=== Instructions for the task ===
Among the entries, which lines carry the string "Authj"? Copy each of them.

Recorded data:
....
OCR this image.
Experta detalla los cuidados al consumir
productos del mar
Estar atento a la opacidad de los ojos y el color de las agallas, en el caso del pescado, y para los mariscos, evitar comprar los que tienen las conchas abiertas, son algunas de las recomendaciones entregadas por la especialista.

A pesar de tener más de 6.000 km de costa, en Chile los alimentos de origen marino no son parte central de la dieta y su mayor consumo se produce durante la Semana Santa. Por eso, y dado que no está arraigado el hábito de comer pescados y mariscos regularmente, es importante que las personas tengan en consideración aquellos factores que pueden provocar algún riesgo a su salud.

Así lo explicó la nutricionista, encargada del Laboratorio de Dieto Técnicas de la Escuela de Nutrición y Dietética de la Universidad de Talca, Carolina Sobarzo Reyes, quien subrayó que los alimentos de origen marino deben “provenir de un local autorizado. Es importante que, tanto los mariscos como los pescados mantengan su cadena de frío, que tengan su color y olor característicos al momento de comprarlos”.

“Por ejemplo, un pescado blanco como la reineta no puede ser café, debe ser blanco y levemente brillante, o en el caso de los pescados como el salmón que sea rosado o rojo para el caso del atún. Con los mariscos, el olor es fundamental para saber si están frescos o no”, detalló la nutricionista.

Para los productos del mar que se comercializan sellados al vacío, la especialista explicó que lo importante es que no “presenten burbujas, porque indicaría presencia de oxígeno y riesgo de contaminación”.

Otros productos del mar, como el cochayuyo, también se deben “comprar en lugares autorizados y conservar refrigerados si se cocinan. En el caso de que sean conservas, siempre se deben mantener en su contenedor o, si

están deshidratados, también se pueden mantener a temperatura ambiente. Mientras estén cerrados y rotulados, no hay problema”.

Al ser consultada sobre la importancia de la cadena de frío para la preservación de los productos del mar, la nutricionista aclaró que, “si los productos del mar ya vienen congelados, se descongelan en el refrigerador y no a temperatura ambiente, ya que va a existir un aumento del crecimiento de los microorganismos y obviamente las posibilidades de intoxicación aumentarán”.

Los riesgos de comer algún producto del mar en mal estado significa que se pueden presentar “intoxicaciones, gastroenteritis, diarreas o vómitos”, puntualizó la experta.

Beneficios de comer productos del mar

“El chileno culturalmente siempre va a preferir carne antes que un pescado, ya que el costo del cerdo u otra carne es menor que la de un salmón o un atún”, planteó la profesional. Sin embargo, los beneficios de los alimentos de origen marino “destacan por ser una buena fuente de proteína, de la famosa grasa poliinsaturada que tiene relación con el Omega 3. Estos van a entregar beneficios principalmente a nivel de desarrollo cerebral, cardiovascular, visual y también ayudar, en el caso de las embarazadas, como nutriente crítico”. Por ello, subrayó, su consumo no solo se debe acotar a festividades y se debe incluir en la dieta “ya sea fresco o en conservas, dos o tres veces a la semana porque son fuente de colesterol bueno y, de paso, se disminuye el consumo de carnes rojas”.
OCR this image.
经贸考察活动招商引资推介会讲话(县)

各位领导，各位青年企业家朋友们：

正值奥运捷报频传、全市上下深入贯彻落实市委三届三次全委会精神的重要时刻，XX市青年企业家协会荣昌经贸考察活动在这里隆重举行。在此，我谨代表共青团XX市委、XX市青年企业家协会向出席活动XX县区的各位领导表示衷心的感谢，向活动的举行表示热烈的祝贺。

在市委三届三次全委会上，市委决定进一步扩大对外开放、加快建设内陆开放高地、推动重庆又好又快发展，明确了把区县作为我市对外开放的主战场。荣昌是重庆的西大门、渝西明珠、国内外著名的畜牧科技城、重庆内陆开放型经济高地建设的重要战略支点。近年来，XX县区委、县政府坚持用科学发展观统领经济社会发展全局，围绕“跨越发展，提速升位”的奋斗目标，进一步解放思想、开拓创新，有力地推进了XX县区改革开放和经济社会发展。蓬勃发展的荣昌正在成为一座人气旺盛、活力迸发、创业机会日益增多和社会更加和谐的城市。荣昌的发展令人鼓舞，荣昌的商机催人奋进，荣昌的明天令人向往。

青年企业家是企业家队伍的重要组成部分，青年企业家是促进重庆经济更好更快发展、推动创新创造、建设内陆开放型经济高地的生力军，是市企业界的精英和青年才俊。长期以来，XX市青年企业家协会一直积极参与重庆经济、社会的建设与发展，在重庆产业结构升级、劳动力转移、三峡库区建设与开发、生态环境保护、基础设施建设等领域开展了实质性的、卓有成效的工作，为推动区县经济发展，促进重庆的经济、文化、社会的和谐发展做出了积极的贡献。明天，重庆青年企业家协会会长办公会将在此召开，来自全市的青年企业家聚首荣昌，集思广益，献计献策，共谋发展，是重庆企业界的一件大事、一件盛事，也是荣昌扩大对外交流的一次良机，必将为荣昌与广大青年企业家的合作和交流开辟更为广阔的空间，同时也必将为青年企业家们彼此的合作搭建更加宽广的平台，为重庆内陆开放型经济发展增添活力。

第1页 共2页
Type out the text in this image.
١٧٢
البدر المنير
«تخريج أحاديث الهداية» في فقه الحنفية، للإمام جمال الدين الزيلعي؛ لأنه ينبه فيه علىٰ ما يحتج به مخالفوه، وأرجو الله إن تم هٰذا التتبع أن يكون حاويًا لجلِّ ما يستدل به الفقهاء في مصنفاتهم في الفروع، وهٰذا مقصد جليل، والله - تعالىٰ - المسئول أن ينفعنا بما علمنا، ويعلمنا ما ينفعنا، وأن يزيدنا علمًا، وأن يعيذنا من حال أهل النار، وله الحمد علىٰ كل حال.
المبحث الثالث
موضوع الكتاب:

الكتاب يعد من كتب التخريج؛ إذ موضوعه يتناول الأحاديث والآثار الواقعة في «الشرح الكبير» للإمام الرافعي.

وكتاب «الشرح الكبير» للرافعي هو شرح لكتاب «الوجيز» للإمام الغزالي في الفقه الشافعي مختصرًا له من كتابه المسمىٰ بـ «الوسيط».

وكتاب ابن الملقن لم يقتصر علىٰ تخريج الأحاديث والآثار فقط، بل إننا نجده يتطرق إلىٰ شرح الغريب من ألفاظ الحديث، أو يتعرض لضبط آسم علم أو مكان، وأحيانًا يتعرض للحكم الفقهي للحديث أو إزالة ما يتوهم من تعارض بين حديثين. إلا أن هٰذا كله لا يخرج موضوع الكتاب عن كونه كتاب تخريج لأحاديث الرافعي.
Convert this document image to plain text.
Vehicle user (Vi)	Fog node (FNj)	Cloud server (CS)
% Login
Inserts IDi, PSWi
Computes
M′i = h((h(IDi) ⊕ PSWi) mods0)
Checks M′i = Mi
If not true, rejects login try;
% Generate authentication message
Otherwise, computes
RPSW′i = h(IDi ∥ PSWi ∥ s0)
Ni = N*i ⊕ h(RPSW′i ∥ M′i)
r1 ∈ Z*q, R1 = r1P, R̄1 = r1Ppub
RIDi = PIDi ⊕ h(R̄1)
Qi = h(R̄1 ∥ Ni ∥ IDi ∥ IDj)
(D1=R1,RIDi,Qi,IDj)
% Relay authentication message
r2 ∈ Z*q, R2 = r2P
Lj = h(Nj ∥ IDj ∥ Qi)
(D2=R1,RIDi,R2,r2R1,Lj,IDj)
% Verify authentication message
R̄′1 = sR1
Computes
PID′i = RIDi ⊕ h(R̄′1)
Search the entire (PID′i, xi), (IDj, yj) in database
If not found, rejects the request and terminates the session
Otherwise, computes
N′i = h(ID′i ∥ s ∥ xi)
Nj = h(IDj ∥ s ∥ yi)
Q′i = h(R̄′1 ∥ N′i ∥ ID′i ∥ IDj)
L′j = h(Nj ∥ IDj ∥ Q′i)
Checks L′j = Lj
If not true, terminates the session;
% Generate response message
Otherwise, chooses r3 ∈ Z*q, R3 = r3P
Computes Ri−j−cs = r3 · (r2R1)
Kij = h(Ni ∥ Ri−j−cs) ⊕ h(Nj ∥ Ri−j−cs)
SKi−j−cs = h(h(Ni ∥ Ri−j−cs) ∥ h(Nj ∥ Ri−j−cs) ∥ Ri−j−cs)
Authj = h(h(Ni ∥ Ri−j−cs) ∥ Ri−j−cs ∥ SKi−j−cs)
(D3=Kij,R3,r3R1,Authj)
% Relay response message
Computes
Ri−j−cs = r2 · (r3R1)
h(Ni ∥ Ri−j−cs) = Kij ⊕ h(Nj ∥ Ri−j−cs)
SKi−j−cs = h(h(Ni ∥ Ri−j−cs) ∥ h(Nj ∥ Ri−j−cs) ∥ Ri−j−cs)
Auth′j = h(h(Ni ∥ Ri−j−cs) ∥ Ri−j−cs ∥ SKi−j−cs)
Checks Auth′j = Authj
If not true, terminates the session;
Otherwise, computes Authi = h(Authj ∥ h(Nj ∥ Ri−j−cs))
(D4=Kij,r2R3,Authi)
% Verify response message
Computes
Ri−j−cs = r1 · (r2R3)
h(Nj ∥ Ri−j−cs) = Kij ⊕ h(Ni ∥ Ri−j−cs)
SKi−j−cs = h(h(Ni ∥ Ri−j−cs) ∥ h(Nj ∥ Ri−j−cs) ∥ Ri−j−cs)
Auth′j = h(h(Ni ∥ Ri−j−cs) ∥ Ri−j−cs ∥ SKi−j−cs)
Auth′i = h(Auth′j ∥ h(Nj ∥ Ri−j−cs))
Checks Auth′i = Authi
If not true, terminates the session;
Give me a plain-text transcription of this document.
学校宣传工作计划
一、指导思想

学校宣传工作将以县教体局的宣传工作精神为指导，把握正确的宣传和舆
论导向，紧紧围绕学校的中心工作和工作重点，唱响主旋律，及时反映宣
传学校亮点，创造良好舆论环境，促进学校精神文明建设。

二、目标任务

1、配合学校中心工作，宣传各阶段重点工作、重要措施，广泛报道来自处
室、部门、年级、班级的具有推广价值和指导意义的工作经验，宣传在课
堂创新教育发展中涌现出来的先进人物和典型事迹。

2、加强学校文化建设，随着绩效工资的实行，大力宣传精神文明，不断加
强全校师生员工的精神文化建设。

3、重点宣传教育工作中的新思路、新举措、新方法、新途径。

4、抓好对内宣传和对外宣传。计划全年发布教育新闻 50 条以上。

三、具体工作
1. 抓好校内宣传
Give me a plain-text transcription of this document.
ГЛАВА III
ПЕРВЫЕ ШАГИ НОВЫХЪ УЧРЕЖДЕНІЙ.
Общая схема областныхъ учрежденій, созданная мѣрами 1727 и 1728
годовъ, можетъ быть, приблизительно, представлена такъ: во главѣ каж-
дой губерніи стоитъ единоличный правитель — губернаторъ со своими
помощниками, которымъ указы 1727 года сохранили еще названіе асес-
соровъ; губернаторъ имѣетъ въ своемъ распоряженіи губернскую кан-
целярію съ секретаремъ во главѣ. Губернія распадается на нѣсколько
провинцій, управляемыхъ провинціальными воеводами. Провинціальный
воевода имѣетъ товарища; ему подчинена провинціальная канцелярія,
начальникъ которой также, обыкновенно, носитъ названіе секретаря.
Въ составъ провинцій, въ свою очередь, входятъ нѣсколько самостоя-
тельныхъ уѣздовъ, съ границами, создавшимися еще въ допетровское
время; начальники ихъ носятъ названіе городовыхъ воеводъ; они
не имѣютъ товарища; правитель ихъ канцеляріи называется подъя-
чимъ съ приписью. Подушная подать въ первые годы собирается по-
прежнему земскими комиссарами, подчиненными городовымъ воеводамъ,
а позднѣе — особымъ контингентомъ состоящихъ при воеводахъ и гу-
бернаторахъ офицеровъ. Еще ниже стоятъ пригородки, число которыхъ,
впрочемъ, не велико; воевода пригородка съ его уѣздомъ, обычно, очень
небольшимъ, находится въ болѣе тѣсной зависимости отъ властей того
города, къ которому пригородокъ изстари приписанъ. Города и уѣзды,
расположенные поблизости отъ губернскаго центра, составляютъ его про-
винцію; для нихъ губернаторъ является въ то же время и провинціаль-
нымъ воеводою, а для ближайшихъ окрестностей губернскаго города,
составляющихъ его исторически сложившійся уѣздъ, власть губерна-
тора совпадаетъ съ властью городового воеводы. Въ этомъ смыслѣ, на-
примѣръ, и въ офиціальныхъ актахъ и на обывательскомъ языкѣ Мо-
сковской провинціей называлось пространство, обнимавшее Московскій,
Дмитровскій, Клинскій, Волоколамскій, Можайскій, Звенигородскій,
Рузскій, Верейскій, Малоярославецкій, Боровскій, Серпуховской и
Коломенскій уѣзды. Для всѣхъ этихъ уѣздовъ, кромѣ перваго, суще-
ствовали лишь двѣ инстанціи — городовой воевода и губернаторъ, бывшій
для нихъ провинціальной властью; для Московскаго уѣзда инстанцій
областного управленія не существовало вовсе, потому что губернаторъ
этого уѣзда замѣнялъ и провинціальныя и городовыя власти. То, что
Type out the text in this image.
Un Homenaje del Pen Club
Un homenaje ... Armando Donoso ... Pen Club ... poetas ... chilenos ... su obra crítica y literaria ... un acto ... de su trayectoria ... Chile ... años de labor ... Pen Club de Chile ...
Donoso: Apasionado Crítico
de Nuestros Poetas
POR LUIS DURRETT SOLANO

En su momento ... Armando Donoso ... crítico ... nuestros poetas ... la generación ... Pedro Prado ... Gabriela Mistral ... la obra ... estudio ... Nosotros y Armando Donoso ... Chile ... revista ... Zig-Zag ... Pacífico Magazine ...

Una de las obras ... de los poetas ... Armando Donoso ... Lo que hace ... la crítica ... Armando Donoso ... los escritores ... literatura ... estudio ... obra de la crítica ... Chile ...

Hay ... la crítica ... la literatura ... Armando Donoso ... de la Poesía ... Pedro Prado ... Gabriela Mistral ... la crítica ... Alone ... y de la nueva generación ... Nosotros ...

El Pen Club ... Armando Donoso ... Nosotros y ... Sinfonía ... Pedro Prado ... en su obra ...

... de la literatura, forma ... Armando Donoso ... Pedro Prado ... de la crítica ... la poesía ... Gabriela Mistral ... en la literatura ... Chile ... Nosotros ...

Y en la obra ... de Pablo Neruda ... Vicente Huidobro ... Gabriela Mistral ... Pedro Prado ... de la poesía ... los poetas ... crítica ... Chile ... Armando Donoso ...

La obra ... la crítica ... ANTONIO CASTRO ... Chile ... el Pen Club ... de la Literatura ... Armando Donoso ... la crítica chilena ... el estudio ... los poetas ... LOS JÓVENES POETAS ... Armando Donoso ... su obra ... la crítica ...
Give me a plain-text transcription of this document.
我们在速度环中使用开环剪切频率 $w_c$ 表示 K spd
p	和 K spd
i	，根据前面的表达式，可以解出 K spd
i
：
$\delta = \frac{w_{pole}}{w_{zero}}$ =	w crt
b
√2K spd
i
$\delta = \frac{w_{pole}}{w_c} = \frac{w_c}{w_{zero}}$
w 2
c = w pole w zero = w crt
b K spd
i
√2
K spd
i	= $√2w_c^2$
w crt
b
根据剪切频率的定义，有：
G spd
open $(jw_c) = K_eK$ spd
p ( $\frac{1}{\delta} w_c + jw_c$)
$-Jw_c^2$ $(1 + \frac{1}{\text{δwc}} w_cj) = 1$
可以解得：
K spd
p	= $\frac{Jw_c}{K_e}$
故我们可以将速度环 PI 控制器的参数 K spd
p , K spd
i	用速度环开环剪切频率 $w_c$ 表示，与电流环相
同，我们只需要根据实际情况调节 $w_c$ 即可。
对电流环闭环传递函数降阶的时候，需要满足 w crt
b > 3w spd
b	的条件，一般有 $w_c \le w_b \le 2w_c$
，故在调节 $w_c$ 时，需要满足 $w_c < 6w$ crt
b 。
....
=== Final result ===
Authj = h(h(Ni ∥ Ri−j−cs) ∥ Ri−j−cs ∥ SKi−j−cs)
(D3=Kij,R3,r3R1,Authj)
Checks Auth′j = Authj
Otherwise, computes Authi = h(Authj ∥ h(Nj ∥ Ri−j−cs))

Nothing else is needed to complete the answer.